Could you print every record below exactly as it appears?
** begin Dataset rows **
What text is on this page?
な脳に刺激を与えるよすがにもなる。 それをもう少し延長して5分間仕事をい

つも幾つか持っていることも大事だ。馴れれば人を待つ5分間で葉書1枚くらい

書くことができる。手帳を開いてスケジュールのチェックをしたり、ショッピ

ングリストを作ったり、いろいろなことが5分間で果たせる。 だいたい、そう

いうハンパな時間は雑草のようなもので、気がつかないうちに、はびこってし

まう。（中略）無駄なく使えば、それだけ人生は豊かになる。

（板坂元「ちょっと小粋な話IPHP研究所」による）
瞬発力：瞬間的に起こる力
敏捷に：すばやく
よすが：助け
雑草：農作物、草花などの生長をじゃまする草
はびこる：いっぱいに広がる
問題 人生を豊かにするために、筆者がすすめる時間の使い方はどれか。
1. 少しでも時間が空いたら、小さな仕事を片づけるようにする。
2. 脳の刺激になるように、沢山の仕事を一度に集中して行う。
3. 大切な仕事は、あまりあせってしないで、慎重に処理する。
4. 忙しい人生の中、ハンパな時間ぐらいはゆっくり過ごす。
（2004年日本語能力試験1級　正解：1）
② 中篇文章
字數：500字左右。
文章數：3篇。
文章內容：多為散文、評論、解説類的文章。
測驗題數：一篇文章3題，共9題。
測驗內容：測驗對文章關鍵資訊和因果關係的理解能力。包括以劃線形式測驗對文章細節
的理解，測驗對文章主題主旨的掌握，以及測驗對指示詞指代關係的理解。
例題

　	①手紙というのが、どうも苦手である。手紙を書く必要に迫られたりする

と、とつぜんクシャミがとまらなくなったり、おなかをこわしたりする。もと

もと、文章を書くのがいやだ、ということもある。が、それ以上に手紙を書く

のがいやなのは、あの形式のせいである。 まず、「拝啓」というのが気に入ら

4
** end Dataset rows **
• Exercise answer:
What text is on this page?
な脳に刺激を与えるよすがにもなる。 それをもう少し延長して5分間仕事をい

つも幾つか持っていることも大事だ。馴れれば人を待つ5分間で葉書1枚くらい

書くことができる。手帳を開いてスケジュールのチェックをしたり、ショッピ

ングリストを作ったり、いろいろなことが5分間で果たせる。 だいたい、そう

いうハンパな時間は雑草のようなもので、気がつかないうちに、はびこってし

まう。（中略）無駄なく使えば、それだけ人生は豊かになる。

（板坂元「ちょっと小粋な話IPHP研究所」による）
瞬発力：瞬間的に起こる力
敏捷に：すばやく
よすが：助け
雑草：農作物、草花などの生長をじゃまする草
はびこる：いっぱいに広がる
問題 人生を豊かにするために、筆者がすすめる時間の使い方はどれか。
1. 少しでも時間が空いたら、小さな仕事を片づけるようにする。
2. 脳の刺激になるように、沢山の仕事を一度に集中して行う。
3. 大切な仕事は、あまりあせってしないで、慎重に処理する。
4. 忙しい人生の中、ハンパな時間ぐらいはゆっくり過ごす。
（2004年日本語能力試験1級　正解：1）
② 中篇文章
字數：500字左右。
文章數：3篇。
文章內容：多為散文、評論、解説類的文章。
測驗題數：一篇文章3題，共9題。
測驗內容：測驗對文章關鍵資訊和因果關係的理解能力。包括以劃線形式測驗對文章細節
的理解，測驗對文章主題主旨的掌握，以及測驗對指示詞指代關係的理解。
例題

　	①手紙というのが、どうも苦手である。手紙を書く必要に迫られたりする

と、とつぜんクシャミがとまらなくなったり、おなかをこわしたりする。もと

もと、文章を書くのがいやだ、ということもある。が、それ以上に手紙を書く

のがいやなのは、あの形式のせいである。 まず、「拝啓」というのが気に入ら

4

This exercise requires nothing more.